**DIRECTIONS FOR THIS TASK**
Which lines in the material below contain the word "JSON"? Copy each of them.
****************
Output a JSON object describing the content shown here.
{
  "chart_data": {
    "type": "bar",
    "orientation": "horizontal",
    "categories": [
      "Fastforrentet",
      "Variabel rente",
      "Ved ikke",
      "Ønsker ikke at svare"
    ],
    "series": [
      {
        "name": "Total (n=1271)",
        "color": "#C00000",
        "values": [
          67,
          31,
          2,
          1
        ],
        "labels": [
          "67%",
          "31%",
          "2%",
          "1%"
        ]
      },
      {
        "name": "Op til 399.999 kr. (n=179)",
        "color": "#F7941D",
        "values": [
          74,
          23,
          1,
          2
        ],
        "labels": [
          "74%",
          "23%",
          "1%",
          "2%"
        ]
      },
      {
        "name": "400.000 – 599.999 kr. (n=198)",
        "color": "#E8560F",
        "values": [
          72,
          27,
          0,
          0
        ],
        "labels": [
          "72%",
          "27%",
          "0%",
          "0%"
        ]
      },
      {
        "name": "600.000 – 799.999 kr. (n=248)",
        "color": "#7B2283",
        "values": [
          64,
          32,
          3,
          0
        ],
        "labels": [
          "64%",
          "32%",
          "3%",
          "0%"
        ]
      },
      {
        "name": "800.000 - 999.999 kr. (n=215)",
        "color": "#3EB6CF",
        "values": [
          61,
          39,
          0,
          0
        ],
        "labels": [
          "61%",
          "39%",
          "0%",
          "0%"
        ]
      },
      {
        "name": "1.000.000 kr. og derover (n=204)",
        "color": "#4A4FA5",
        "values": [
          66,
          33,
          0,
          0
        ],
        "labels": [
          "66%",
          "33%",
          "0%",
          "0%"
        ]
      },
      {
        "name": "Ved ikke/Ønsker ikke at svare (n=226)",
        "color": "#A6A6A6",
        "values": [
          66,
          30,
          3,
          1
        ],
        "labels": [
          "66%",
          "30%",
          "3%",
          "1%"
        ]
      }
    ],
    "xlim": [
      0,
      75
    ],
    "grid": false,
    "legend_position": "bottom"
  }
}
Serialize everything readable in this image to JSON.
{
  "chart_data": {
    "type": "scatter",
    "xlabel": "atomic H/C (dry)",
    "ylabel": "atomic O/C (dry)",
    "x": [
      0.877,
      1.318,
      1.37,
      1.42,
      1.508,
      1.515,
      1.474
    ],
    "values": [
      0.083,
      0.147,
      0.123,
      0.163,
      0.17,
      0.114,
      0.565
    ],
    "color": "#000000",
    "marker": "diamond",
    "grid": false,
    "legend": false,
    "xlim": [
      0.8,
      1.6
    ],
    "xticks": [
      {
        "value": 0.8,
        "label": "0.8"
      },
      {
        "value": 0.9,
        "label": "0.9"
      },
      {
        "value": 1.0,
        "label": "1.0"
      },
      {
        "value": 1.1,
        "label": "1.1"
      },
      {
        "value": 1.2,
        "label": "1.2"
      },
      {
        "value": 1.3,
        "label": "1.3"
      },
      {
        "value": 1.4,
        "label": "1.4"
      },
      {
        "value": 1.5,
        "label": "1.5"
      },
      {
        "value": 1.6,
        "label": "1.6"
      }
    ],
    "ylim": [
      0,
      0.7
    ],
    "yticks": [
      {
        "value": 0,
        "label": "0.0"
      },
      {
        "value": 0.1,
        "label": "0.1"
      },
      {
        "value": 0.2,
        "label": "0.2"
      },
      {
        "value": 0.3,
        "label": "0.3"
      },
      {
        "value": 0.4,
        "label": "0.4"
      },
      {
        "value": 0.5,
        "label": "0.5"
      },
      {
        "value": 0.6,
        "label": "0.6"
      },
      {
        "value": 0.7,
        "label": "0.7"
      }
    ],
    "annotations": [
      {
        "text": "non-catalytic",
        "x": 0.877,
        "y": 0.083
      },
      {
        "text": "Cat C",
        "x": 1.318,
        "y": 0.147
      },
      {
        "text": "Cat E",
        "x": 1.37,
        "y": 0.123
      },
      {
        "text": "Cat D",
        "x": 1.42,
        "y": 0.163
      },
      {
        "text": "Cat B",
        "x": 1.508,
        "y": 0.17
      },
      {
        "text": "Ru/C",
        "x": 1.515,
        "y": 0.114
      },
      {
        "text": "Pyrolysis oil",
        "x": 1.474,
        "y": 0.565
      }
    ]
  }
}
****************
**RESULT OF THIS TASK**
Output a JSON object describing the content shown here.
Serialize everything readable in this image to JSON.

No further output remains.